Task to complete:
Collect all lines from the records below that include the word "cause".

──────── Recorded information ────────

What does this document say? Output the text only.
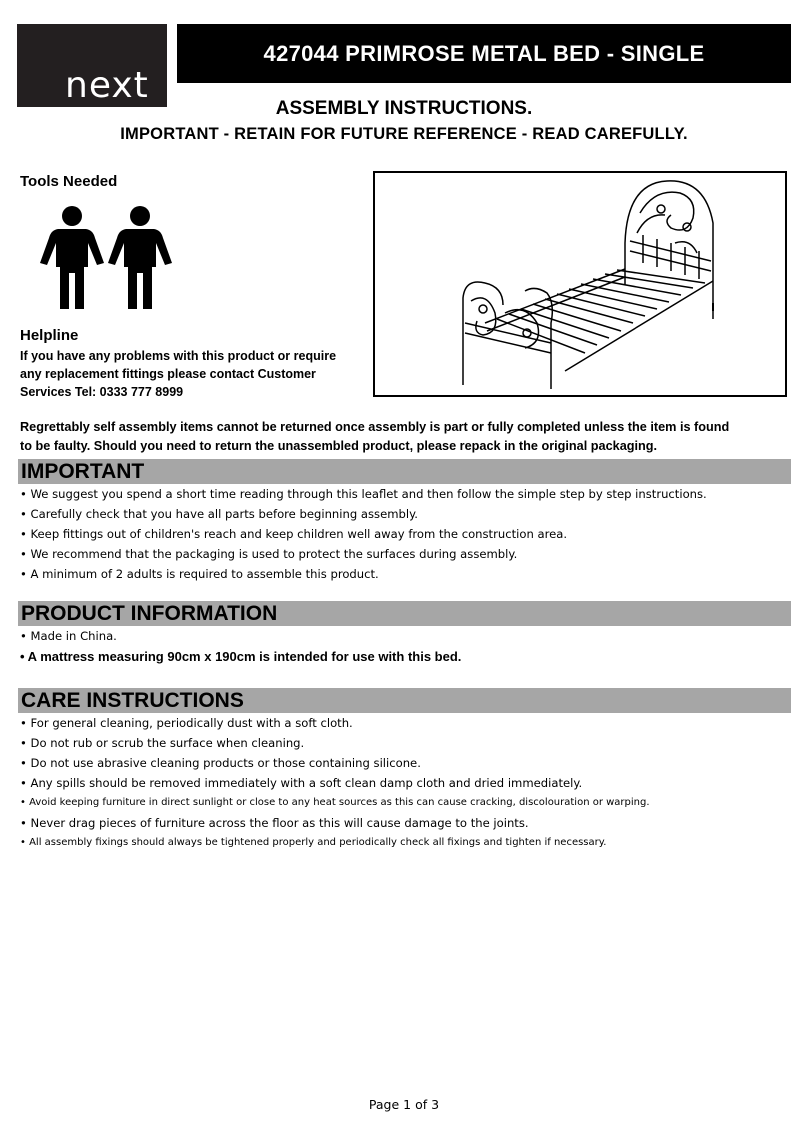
next
427044 PRIMROSE METAL BED - SINGLE
ASSEMBLY INSTRUCTIONS.
IMPORTANT - RETAIN FOR FUTURE REFERENCE - READ CAREFULLY.
Tools Needed
Helpline
If you have any problems with this product or require
any replacement fittings please contact Customer
Services Tel: 0333 777 8999
Regrettably self assembly items cannot be returned once assembly is part or fully completed unless the item is found
to be faulty. Should you need to return the unassembled product, please repack in the original packaging.
IMPORTANT
• We suggest you spend a short time reading through this leaflet and then follow the simple step by step instructions.
• Carefully check that you have all parts before beginning assembly.
• Keep fittings out of children's reach and keep children well away from the construction area.
• We recommend that the packaging is used to protect the surfaces during assembly.
• A minimum of 2 adults is required to assemble this product.
PRODUCT INFORMATION
• Made in China.
• A mattress measuring 90cm x 190cm is intended for use with this bed.
CARE INSTRUCTIONS
• For general cleaning, periodically dust with a soft cloth.
• Do not rub or scrub the surface when cleaning.
• Do not use abrasive cleaning products or those containing silicone.
• Any spills should be removed immediately with a soft clean damp cloth and dried immediately.
• Avoid keeping furniture in direct sunlight or close to any heat sources as this can cause cracking, discolouration or warping.
• Never drag pieces of furniture across the floor as this will cause damage to the joints.
• All assembly fixings should always be tightened properly and periodically check all fixings and tighten if necessary.
Page 1 of 3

────────

Written reply:
• Avoid keeping furniture in direct sunlight or close to any heat sources as this can cause cracking, discolouration or warping.
• Never drag pieces of furniture across the floor as this will cause damage to the joints.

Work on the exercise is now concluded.